Task prompt: Output all the entries word for word. Omit the pictures.

----- Input records

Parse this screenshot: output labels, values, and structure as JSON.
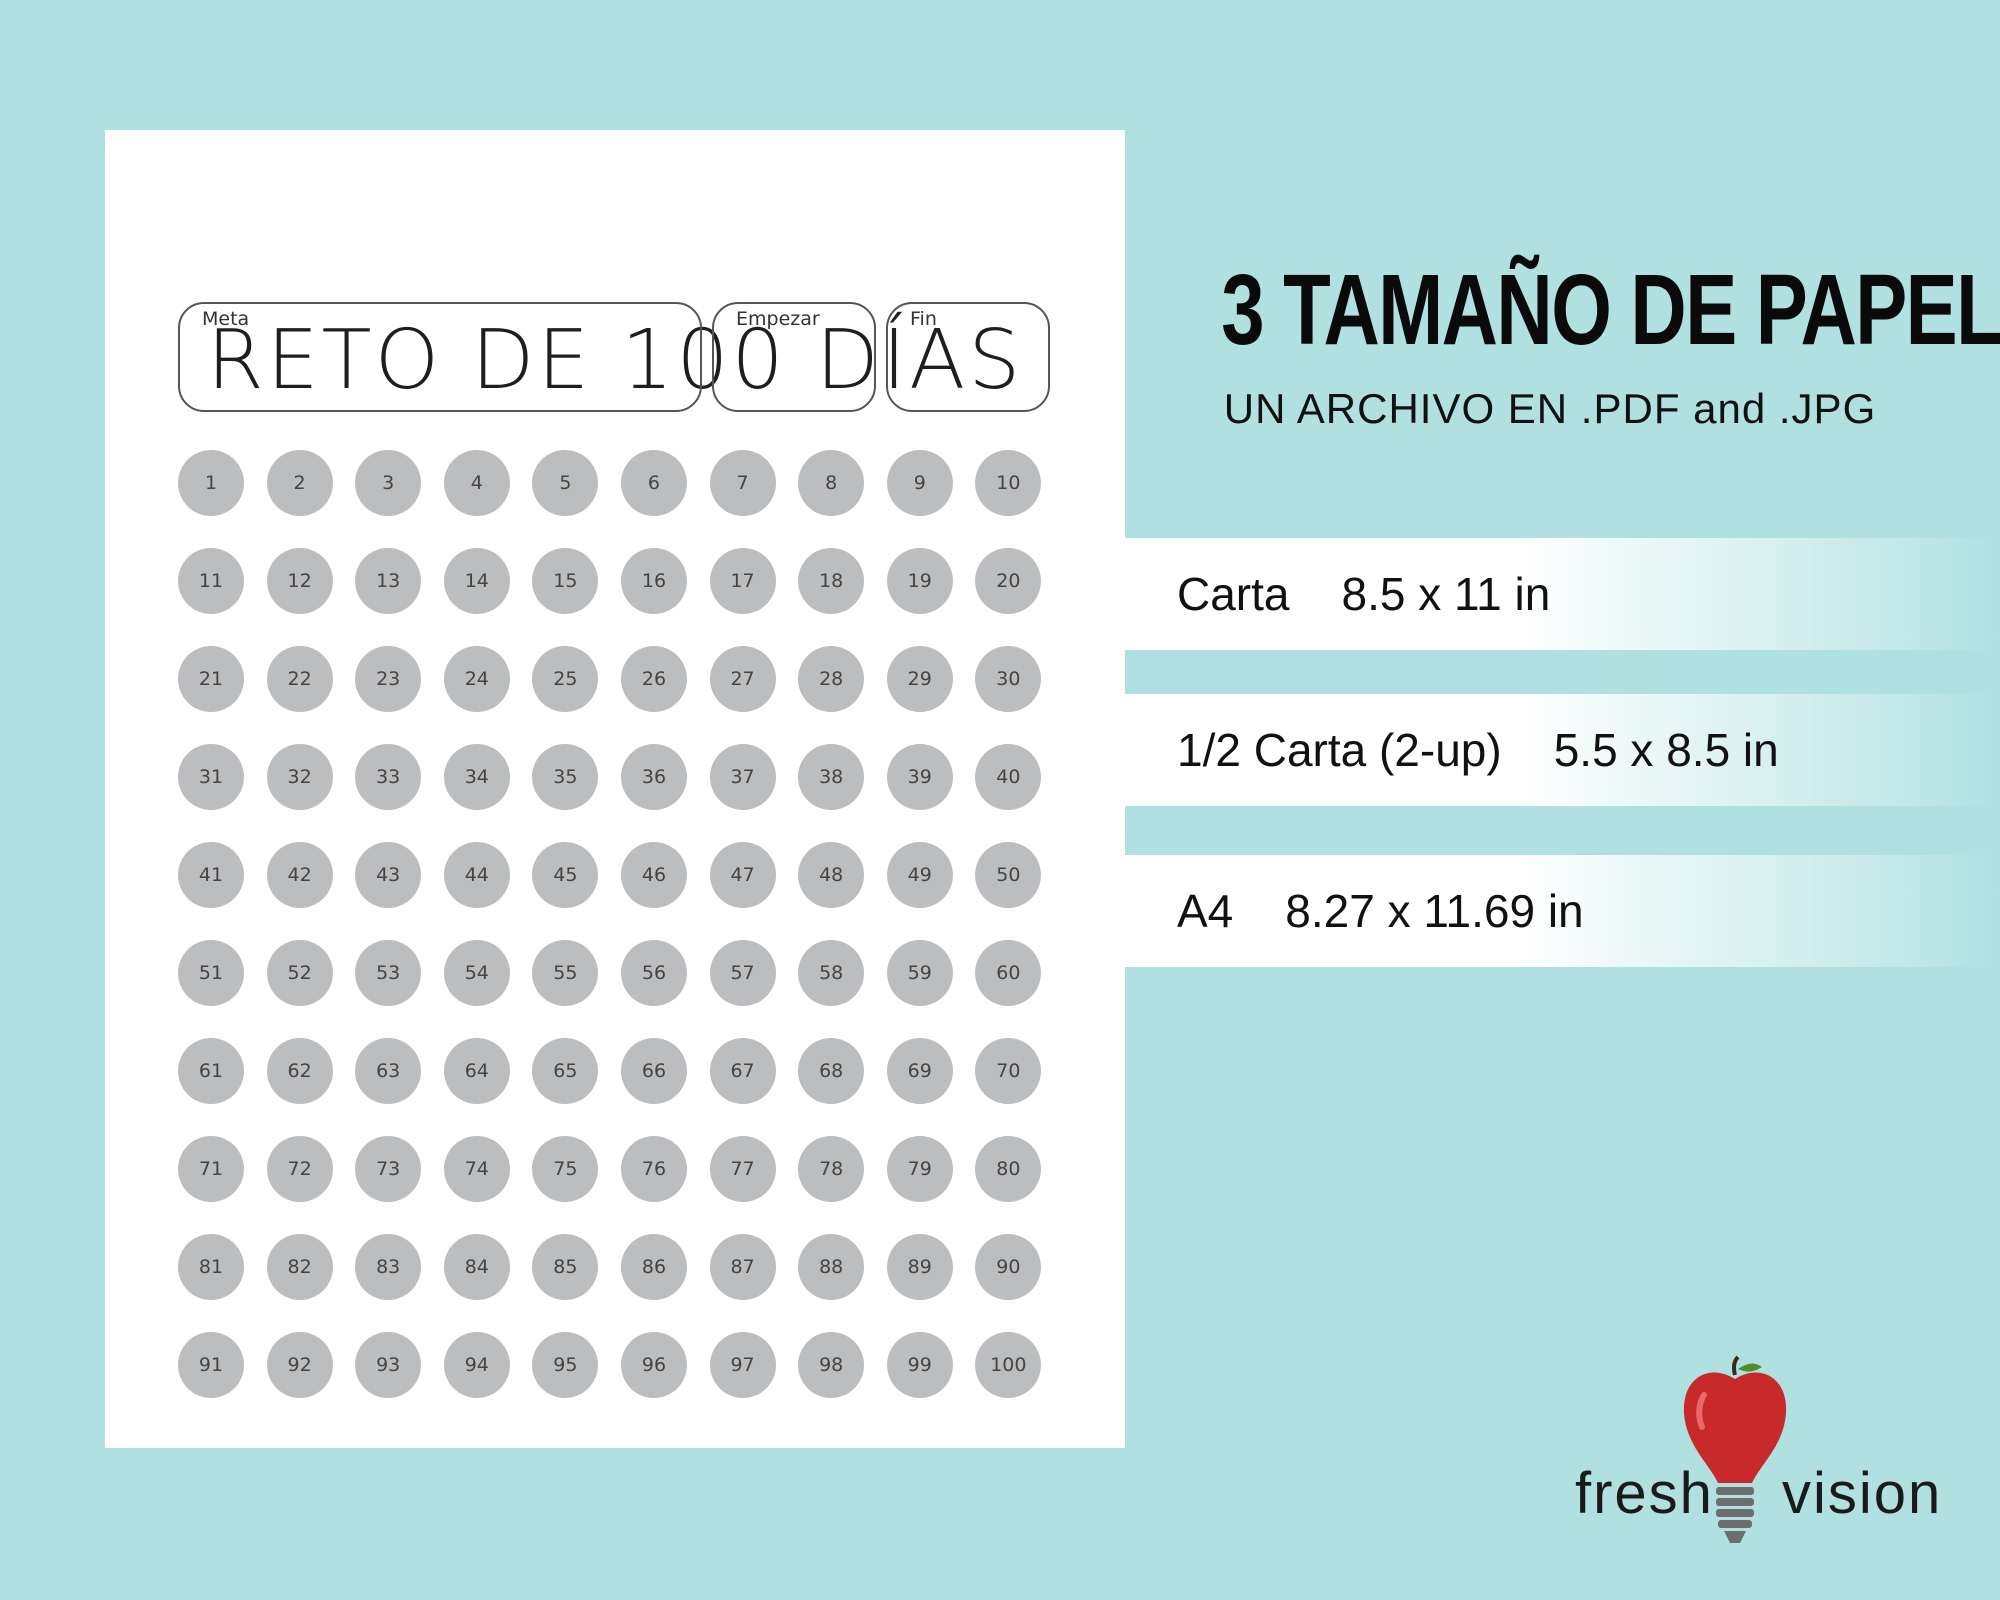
{
  "sheet": {
    "title": "RETO DE 100 DÍAS",
    "fields": {
      "meta": "Meta",
      "start": "Empezar",
      "end": "Fin"
    },
    "circles": [
      "1",
      "2",
      "3",
      "4",
      "5",
      "6",
      "7",
      "8",
      "9",
      "10",
      "11",
      "12",
      "13",
      "14",
      "15",
      "16",
      "17",
      "18",
      "19",
      "20",
      "21",
      "22",
      "23",
      "24",
      "25",
      "26",
      "27",
      "28",
      "29",
      "30",
      "31",
      "32",
      "33",
      "34",
      "35",
      "36",
      "37",
      "38",
      "39",
      "40",
      "41",
      "42",
      "43",
      "44",
      "45",
      "46",
      "47",
      "48",
      "49",
      "50",
      "51",
      "52",
      "53",
      "54",
      "55",
      "56",
      "57",
      "58",
      "59",
      "60",
      "61",
      "62",
      "63",
      "64",
      "65",
      "66",
      "67",
      "68",
      "69",
      "70",
      "71",
      "72",
      "73",
      "74",
      "75",
      "76",
      "77",
      "78",
      "79",
      "80",
      "81",
      "82",
      "83",
      "84",
      "85",
      "86",
      "87",
      "88",
      "89",
      "90",
      "91",
      "92",
      "93",
      "94",
      "95",
      "96",
      "97",
      "98",
      "99",
      "100"
    ]
  },
  "promo": {
    "headline": "3 TAMAÑO DE PAPEL",
    "subline": "UN ARCHIVO EN .PDF and .JPG",
    "sizes": [
      {
        "name": "Carta",
        "size": "8.5 x 11 in"
      },
      {
        "name": "1/2 Carta (2-up)",
        "size": "5.5 x 8.5 in"
      },
      {
        "name": "A4",
        "size": "8.27 x 11.69 in"
      }
    ]
  },
  "logo": {
    "left": "fresh",
    "right": "vision"
  },
  "colors": {
    "background": "#b1e0e1",
    "circle": "#bcbdbf",
    "apple": "#c8292b"
  }
}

----------

Solution to this problem:
Parse this screenshot: output labels, values, and structure as JSON.
{
  "sheet": {
    "title": "RETO DE 100 DÍAS",
    "fields": {
      "meta": "Meta",
      "start": "Empezar",
      "end": "Fin"
    },
    "circles": [
      "1",
      "2",
      "3",
      "4",
      "5",
      "6",
      "7",
      "8",
      "9",
      "10",
      "11",
      "12",
      "13",
      "14",
      "15",
      "16",
      "17",
      "18",
      "19",
      "20",
      "21",
      "22",
      "23",
      "24",
      "25",
      "26",
      "27",
      "28",
      "29",
      "30",
      "31",
      "32",
      "33",
      "34",
      "35",
      "36",
      "37",
      "38",
      "39",
      "40",
      "41",
      "42",
      "43",
      "44",
      "45",
      "46",
      "47",
      "48",
      "49",
      "50",
      "51",
      "52",
      "53",
      "54",
      "55",
      "56",
      "57",
      "58",
      "59",
      "60",
      "61",
      "62",
      "63",
      "64",
      "65",
      "66",
      "67",
      "68",
      "69",
      "70",
      "71",
      "72",
      "73",
      "74",
      "75",
      "76",
      "77",
      "78",
      "79",
      "80",
      "81",
      "82",
      "83",
      "84",
      "85",
      "86",
      "87",
      "88",
      "89",
      "90",
      "91",
      "92",
      "93",
      "94",
      "95",
      "96",
      "97",
      "98",
      "99",
      "100"
    ]
  },
  "promo": {
    "headline": "3 TAMAÑO DE PAPEL",
    "subline": "UN ARCHIVO EN .PDF and .JPG",
    "sizes": [
      {
        "name": "Carta",
        "size": "8.5 x 11 in"
      },
      {
        "name": "1/2 Carta (2-up)",
        "size": "5.5 x 8.5 in"
      },
      {
        "name": "A4",
        "size": "8.27 x 11.69 in"
      }
    ]
  },
  "logo": {
    "left": "fresh",
    "right": "vision"
  },
  "colors": {
    "background": "#b1e0e1",
    "circle": "#bcbdbf",
    "apple": "#c8292b"
  }
}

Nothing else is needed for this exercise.